EXCERPTED DATA:

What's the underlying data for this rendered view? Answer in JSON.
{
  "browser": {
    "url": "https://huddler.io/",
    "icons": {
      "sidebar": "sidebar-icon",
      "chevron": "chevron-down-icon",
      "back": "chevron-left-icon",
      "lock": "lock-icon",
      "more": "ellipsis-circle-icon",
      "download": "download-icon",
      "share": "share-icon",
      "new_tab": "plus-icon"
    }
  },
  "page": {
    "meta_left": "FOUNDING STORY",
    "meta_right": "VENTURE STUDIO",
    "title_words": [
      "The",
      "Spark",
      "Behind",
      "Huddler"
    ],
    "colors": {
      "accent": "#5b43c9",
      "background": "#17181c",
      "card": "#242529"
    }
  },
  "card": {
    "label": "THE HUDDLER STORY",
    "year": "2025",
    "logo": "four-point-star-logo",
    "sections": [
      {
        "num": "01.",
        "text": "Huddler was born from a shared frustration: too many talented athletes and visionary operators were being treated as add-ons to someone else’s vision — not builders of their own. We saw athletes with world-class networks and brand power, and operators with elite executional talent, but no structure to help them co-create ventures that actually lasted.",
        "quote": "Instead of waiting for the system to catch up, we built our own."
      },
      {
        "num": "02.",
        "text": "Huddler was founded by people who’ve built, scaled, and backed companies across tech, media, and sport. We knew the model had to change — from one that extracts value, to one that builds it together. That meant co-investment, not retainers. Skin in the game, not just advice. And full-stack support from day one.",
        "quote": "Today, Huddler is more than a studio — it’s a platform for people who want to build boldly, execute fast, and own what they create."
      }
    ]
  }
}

TASK GOAL: Only lines with the word "built" are wanted, so copy each one from the records.

WRITTEN REPLY:
        "quote": "Instead of waiting for the system to catch up, we built our own."
        "text": "Huddler was founded by people who’ve built, scaled, and backed companies across tech, media, and sport. We knew the model had to change — from one that extracts value, to one that builds it together. That meant co-investment, not retainers. Skin in the game, not just advice. And full-stack support from day one.",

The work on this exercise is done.